About this exercise - Reproduce all the entries, matching the original word for word.

Given entries -
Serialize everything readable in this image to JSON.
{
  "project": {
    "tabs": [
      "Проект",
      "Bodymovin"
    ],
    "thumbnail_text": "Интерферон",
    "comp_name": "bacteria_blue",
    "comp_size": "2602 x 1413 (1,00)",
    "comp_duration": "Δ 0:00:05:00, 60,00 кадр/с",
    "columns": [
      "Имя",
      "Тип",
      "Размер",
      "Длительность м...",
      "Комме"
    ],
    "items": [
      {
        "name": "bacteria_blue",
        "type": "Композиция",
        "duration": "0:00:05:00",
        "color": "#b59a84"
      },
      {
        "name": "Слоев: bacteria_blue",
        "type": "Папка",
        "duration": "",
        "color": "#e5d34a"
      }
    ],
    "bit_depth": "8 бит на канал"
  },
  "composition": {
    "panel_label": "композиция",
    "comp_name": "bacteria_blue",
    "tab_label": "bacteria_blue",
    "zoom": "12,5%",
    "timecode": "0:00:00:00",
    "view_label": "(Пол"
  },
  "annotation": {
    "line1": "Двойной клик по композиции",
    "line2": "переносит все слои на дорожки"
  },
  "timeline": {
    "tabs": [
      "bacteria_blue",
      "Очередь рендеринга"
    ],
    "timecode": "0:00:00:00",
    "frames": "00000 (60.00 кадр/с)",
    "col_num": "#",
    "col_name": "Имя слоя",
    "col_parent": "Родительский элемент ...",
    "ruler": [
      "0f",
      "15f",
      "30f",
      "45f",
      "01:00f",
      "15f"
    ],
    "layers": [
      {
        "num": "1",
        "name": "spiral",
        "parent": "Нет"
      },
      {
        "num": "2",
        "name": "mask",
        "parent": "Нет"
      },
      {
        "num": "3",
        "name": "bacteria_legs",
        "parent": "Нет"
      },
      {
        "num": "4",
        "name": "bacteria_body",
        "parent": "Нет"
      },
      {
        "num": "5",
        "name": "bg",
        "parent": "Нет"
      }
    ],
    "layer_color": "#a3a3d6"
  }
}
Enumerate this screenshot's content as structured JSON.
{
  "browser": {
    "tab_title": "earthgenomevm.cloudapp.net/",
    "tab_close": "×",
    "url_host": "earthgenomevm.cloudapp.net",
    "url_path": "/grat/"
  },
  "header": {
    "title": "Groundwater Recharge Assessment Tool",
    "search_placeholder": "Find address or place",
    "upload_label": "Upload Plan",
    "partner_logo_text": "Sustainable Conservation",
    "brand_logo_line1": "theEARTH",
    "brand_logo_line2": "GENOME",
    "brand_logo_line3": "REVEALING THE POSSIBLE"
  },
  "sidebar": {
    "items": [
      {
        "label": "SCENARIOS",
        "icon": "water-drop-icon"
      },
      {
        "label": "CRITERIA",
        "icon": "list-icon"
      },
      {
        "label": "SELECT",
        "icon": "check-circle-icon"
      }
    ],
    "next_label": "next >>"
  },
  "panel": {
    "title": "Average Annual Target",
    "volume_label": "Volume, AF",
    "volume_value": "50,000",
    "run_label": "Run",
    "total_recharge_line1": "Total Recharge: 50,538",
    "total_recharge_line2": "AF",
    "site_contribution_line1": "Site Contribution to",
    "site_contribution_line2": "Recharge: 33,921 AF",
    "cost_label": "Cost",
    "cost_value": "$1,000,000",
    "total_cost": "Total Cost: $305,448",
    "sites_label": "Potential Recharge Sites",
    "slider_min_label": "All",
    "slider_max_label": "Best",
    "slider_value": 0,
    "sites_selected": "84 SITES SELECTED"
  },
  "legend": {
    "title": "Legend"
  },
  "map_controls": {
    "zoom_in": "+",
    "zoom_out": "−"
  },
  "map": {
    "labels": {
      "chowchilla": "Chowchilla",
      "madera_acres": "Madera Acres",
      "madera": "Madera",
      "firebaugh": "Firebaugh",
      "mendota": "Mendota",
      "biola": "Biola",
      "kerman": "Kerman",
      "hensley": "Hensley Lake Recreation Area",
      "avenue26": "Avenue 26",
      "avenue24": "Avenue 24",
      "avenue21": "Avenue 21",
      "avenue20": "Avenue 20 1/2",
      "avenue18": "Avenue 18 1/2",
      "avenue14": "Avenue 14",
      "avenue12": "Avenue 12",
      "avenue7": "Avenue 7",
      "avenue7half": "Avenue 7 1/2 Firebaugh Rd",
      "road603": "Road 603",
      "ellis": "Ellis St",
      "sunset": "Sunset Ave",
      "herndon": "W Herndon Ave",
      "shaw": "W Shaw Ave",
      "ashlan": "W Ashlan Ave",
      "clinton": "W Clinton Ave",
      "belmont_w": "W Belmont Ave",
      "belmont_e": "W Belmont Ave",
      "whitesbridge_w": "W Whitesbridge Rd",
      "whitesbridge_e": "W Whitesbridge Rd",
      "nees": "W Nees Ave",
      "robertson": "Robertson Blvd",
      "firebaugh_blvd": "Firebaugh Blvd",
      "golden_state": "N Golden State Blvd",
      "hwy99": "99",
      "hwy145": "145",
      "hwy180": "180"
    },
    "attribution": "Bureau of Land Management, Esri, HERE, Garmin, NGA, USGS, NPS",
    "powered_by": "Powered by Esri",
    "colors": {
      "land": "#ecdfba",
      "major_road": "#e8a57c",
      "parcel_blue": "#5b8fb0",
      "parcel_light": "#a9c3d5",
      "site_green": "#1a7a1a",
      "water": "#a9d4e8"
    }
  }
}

Task output -
Serialize everything readable in this image to JSON.
{
  "project": {
    "tabs": [
      "Проект",
      "Bodymovin"
    ],
    "thumbnail_text": "Интерферон",
    "comp_name": "bacteria_blue",
    "comp_size": "2602 x 1413 (1,00)",
    "comp_duration": "Δ 0:00:05:00, 60,00 кадр/с",
    "columns": [
      "Имя",
      "Тип",
      "Размер",
      "Длительность м...",
      "Комме"
    ],
    "items": [
      {
        "name": "bacteria_blue",
        "type": "Композиция",
        "duration": "0:00:05:00",
        "color": "#b59a84"
      },
      {
        "name": "Слоев: bacteria_blue",
        "type": "Папка",
        "duration": "",
        "color": "#e5d34a"
      }
    ],
    "bit_depth": "8 бит на канал"
  },
  "composition": {
    "panel_label": "композиция",
    "comp_name": "bacteria_blue",
    "tab_label": "bacteria_blue",
    "zoom": "12,5%",
    "timecode": "0:00:00:00",
    "view_label": "(Пол"
  },
  "annotation": {
    "line1": "Двойной клик по композиции",
    "line2": "переносит все слои на дорожки"
  },
  "timeline": {
    "tabs": [
      "bacteria_blue",
      "Очередь рендеринга"
    ],
    "timecode": "0:00:00:00",
    "frames": "00000 (60.00 кадр/с)",
    "col_num": "#",
    "col_name": "Имя слоя",
    "col_parent": "Родительский элемент ...",
    "ruler": [
      "0f",
      "15f",
      "30f",
      "45f",
      "01:00f",
      "15f"
    ],
    "layers": [
      {
        "num": "1",
        "name": "spiral",
        "parent": "Нет"
      },
      {
        "num": "2",
        "name": "mask",
        "parent": "Нет"
      },
      {
        "num": "3",
        "name": "bacteria_legs",
        "parent": "Нет"
      },
      {
        "num": "4",
        "name": "bacteria_body",
        "parent": "Нет"
      },
      {
        "num": "5",
        "name": "bg",
        "parent": "Нет"
      }
    ],
    "layer_color": "#a3a3d6"
  }
}
Enumerate this screenshot's content as structured JSON.
{
  "browser": {
    "tab_title": "earthgenomevm.cloudapp.net/",
    "tab_close": "×",
    "url_host": "earthgenomevm.cloudapp.net",
    "url_path": "/grat/"
  },
  "header": {
    "title": "Groundwater Recharge Assessment Tool",
    "search_placeholder": "Find address or place",
    "upload_label": "Upload Plan",
    "partner_logo_text": "Sustainable Conservation",
    "brand_logo_line1": "theEARTH",
    "brand_logo_line2": "GENOME",
    "brand_logo_line3": "REVEALING THE POSSIBLE"
  },
  "sidebar": {
    "items": [
      {
        "label": "SCENARIOS",
        "icon": "water-drop-icon"
      },
      {
        "label": "CRITERIA",
        "icon": "list-icon"
      },
      {
        "label": "SELECT",
        "icon": "check-circle-icon"
      }
    ],
    "next_label": "next >>"
  },
  "panel": {
    "title": "Average Annual Target",
    "volume_label": "Volume, AF",
    "volume_value": "50,000",
    "run_label": "Run",
    "total_recharge_line1": "Total Recharge: 50,538",
    "total_recharge_line2": "AF",
    "site_contribution_line1": "Site Contribution to",
    "site_contribution_line2": "Recharge: 33,921 AF",
    "cost_label": "Cost",
    "cost_value": "$1,000,000",
    "total_cost": "Total Cost: $305,448",
    "sites_label": "Potential Recharge Sites",
    "slider_min_label": "All",
    "slider_max_label": "Best",
    "slider_value": 0,
    "sites_selected": "84 SITES SELECTED"
  },
  "legend": {
    "title": "Legend"
  },
  "map_controls": {
    "zoom_in": "+",
    "zoom_out": "−"
  },
  "map": {
    "labels": {
      "chowchilla": "Chowchilla",
      "madera_acres": "Madera Acres",
      "madera": "Madera",
      "firebaugh": "Firebaugh",
      "mendota": "Mendota",
      "biola": "Biola",
      "kerman": "Kerman",
      "hensley": "Hensley Lake Recreation Area",
      "avenue26": "Avenue 26",
      "avenue24": "Avenue 24",
      "avenue21": "Avenue 21",
      "avenue20": "Avenue 20 1/2",
      "avenue18": "Avenue 18 1/2",
      "avenue14": "Avenue 14",
      "avenue12": "Avenue 12",
      "avenue7": "Avenue 7",
      "avenue7half": "Avenue 7 1/2 Firebaugh Rd",
      "road603": "Road 603",
      "ellis": "Ellis St",
      "sunset": "Sunset Ave",
      "herndon": "W Herndon Ave",
      "shaw": "W Shaw Ave",
      "ashlan": "W Ashlan Ave",
      "clinton": "W Clinton Ave",
      "belmont_w": "W Belmont Ave",
      "belmont_e": "W Belmont Ave",
      "whitesbridge_w": "W Whitesbridge Rd",
      "whitesbridge_e": "W Whitesbridge Rd",
      "nees": "W Nees Ave",
      "robertson": "Robertson Blvd",
      "firebaugh_blvd": "Firebaugh Blvd",
      "golden_state": "N Golden State Blvd",
      "hwy99": "99",
      "hwy145": "145",
      "hwy180": "180"
    },
    "attribution": "Bureau of Land Management, Esri, HERE, Garmin, NGA, USGS, NPS",
    "powered_by": "Powered by Esri",
    "colors": {
      "land": "#ecdfba",
      "major_road": "#e8a57c",
      "parcel_blue": "#5b8fb0",
      "parcel_light": "#a9c3d5",
      "site_green": "#1a7a1a",
      "water": "#a9d4e8"
    }
  }
}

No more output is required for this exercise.